## Given problem
In the material below, find the line with "Type out the text in this image."; set down that line and every line after it to the end, exactly, without pictures.

## Data excerpts

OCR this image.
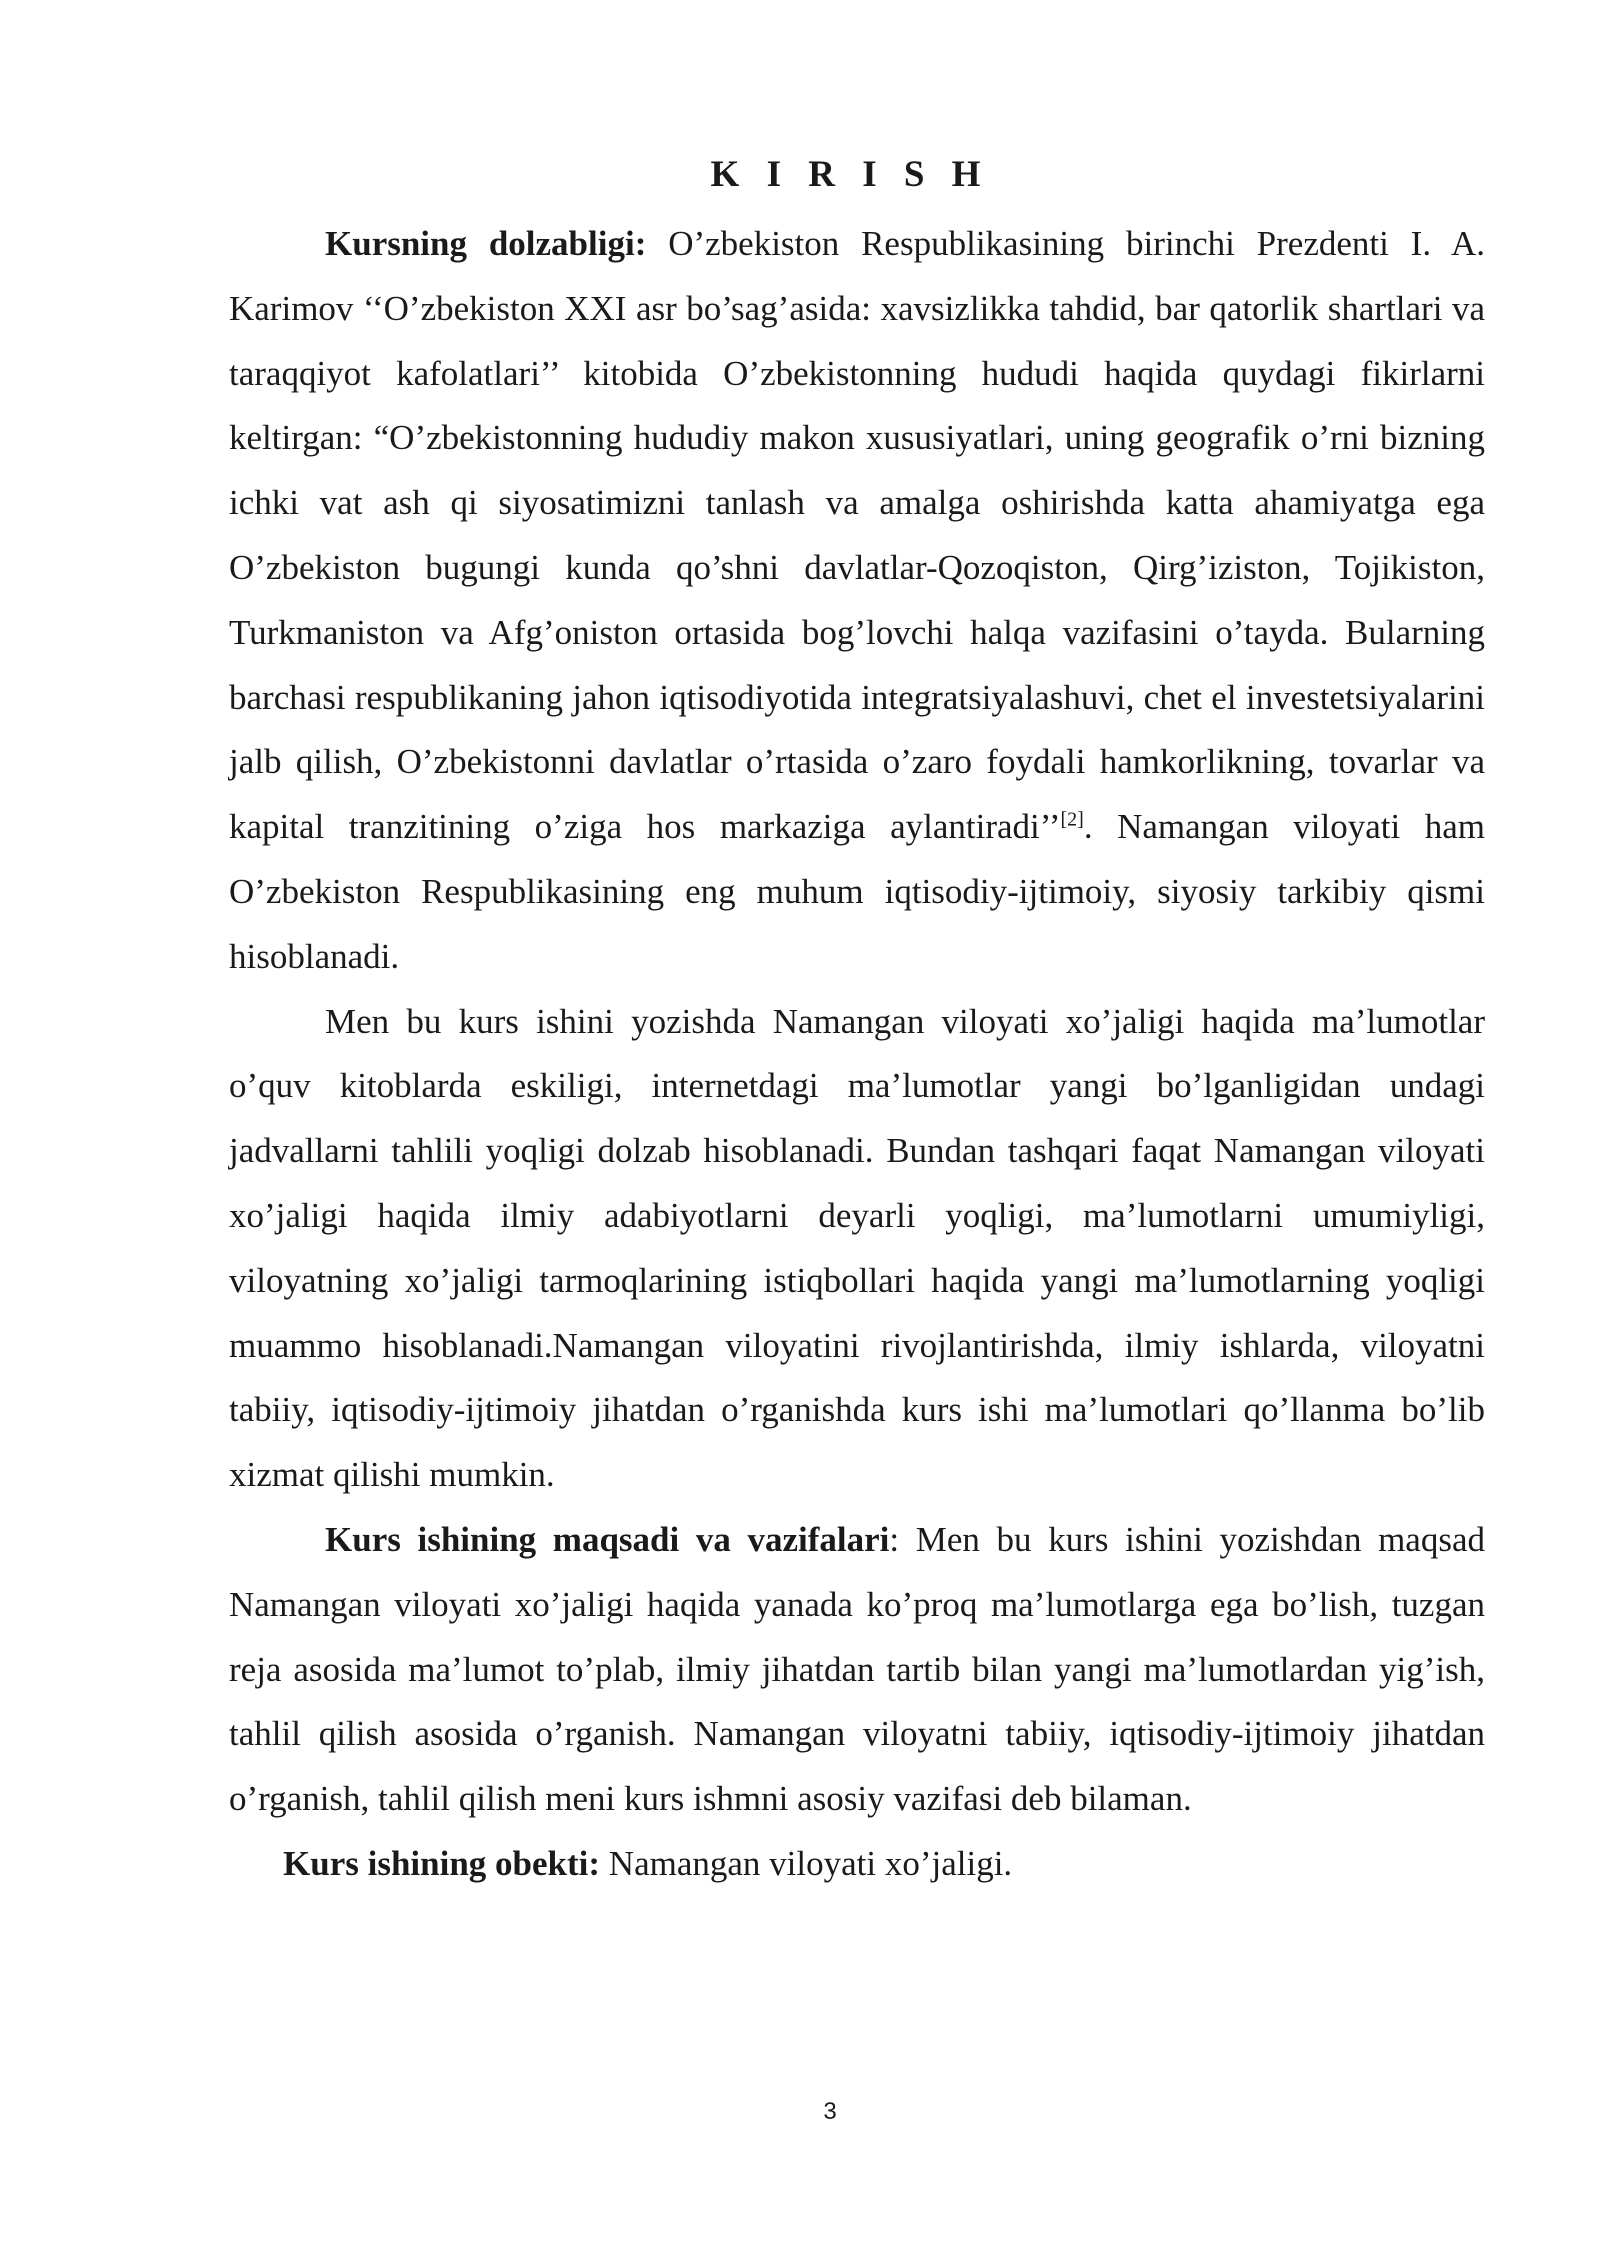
K I R I S H

Kursning dolzabligi: O’zbekiston Respublikasining birinchi Prezdenti I. A. Karimov ‘‘O’zbekiston XXI asr bo’sag’asida: xavsizlikka tahdid, bar qatorlik shartlari va taraqqiyot kafolatlari’’ kitobida O’zbekistonning hududi haqida quydagi fikirlarni keltirgan: “O’zbekistonning hududiy makon xususiyatlari, uning geografik o’rni bizning ichki vat ash qi siyosatimizni tanlash va amalga oshirishda katta ahamiyatga ega O’zbekiston bugungi kunda qo’shni davlatlar-Qozoqiston, Qirg’iziston, Tojikiston, Turkmaniston va Afg’oniston ortasida bog’lovchi halqa vazifasini o’tayda. Bularning barchasi respublikaning jahon iqtisodiyotida integratsiyalashuvi, chet el investetsiyalarini jalb qilish, O’zbekistonni davlatlar o’rtasida o’zaro foydali hamkorlikning, tovarlar va kapital tranzitining o’ziga hos markaziga aylantiradi’’[2]. Namangan viloyati ham O’zbekiston Respublikasining eng muhum iqtisodiy-ijtimoiy, siyosiy tarkibiy qismi hisoblanadi.

Men bu kurs ishini yozishda Namangan viloyati xo’jaligi haqida ma’lumotlar o’quv kitoblarda eskiligi, internetdagi ma’lumotlar yangi bo’lganligidan undagi jadvallarni tahlili yoqligi dolzab hisoblanadi. Bundan tashqari faqat Namangan viloyati xo’jaligi haqida ilmiy adabiyotlarni deyarli yoqligi, ma’lumotlarni umumiyligi, viloyatning xo’jaligi tarmoqlarining istiqbollari haqida yangi ma’lumotlarning yoqligi muammo hisoblanadi.Namangan viloyatini rivojlantirishda, ilmiy ishlarda, viloyatni tabiiy, iqtisodiy-ijtimoiy jihatdan o’rganishda kurs ishi ma’lumotlari qo’llanma bo’lib xizmat qilishi mumkin.

Kurs ishining maqsadi va vazifalari: Men bu kurs ishini yozishdan maqsad Namangan viloyati xo’jaligi haqida yanada ko’proq ma’lumotlarga ega bo’lish, tuzgan reja asosida ma’lumot to’plab, ilmiy jihatdan tartib bilan yangi ma’lumotlardan yig’ish, tahlil qilish asosida o’rganish. Namangan viloyatni tabiiy, iqtisodiy-ijtimoiy jihatdan o’rganish, tahlil qilish meni kurs ishmni asosiy vazifasi deb bilaman.

Kurs ishining obekti: Namangan viloyati xo’jaligi.

3
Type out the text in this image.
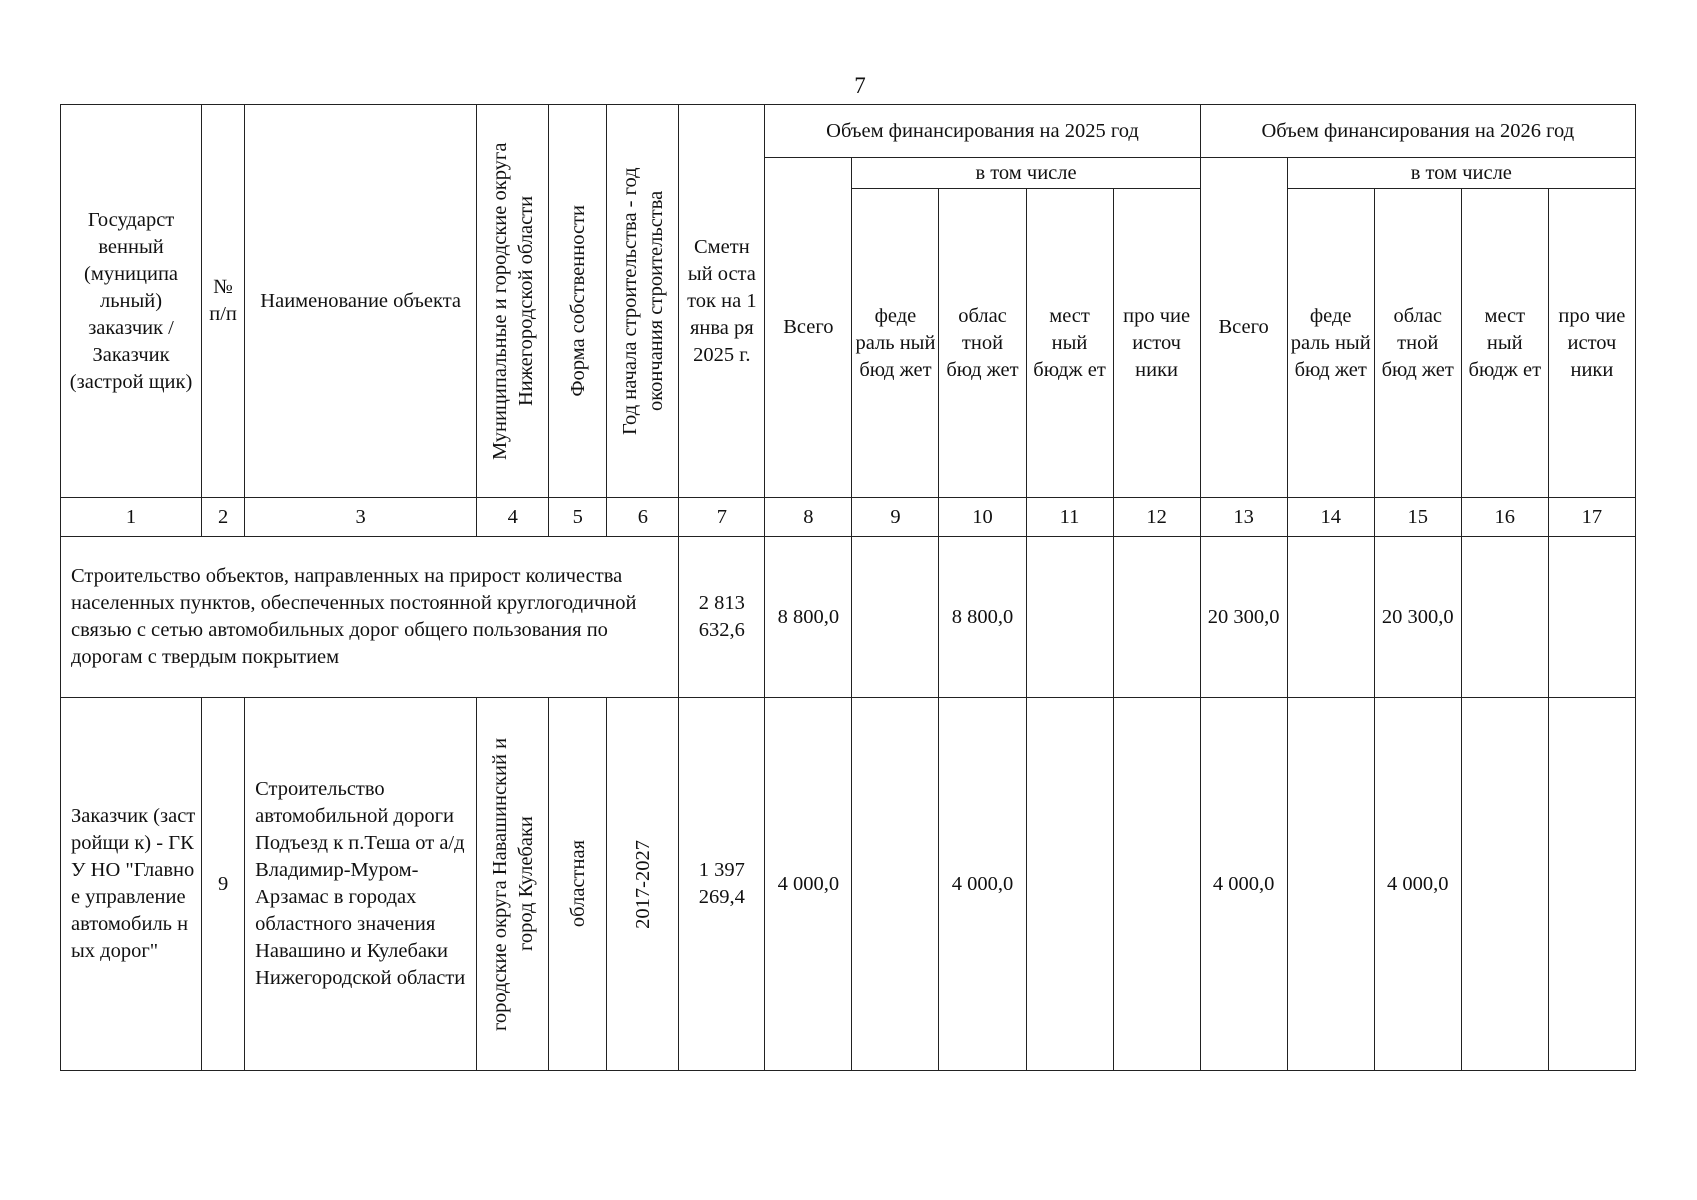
7
Государст венный (муниципа льный) заказчик / Заказчик (застрой щик)	№ п/п	Наименование объекта	Муниципальные и городские округа Нижегородской области	Форма собственности	Год начала строительства - год окончания строительства	Сметн ый оста ток на 1 янва ря 2025 г.	Объем финансирования на 2025 год					Объем финансирования на 2026 год				
							Всего	в том числе				Всего	в том числе			
								феде раль ный бюд жет	облас тной бюд жет	мест ный бюдж ет	про чие источ ники		феде раль ный бюд жет	облас тной бюд жет	мест ный бюдж ет	про чие источ ники
1	2	3	4	5	6	7	8	9	10	11	12	13	14	15	16	17
Строительство объектов, направленных на прирост количества населенных пунктов, обеспеченных постоянной круглогодичной связью с сетью автомобильных дорог общего пользования по дорогам с твердым покрытием						2 813 632,6	8 800,0		8 800,0			20 300,0		20 300,0		
Заказчик (застройщи к) - ГКУ НО "Главное управление автомобиль ных дорог"	9	Строительство автомобильной дороги Подъезд к п.Теша от а/д Владимир-Муром-Арзамас в городах областного значения Навашино и Кулебаки Нижегородской области	городские округа Навашинский и город Кулебаки	областная	2017-2027	1 397 269,4	4 000,0		4 000,0			4 000,0		4 000,0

## Written response
Type out the text in this image.
7
Государст венный (муниципа льный) заказчик / Заказчик (застрой щик)	№ п/п	Наименование объекта	Муниципальные и городские округа Нижегородской области	Форма собственности	Год начала строительства - год окончания строительства	Сметн ый оста ток на 1 янва ря 2025 г.	Объем финансирования на 2025 год					Объем финансирования на 2026 год				
							Всего	в том числе				Всего	в том числе			
								феде раль ный бюд жет	облас тной бюд жет	мест ный бюдж ет	про чие источ ники		феде раль ный бюд жет	облас тной бюд жет	мест ный бюдж ет	про чие источ ники
1	2	3	4	5	6	7	8	9	10	11	12	13	14	15	16	17
Строительство объектов, направленных на прирост количества населенных пунктов, обеспеченных постоянной круглогодичной связью с сетью автомобильных дорог общего пользования по дорогам с твердым покрытием						2 813 632,6	8 800,0		8 800,0			20 300,0		20 300,0		
Заказчик (застройщи к) - ГКУ НО "Главное управление автомобиль ных дорог"	9	Строительство автомобильной дороги Подъезд к п.Теша от а/д Владимир-Муром-Арзамас в городах областного значения Навашино и Кулебаки Нижегородской области	городские округа Навашинский и город Кулебаки	областная	2017-2027	1 397 269,4	4 000,0		4 000,0			4 000,0		4 000,0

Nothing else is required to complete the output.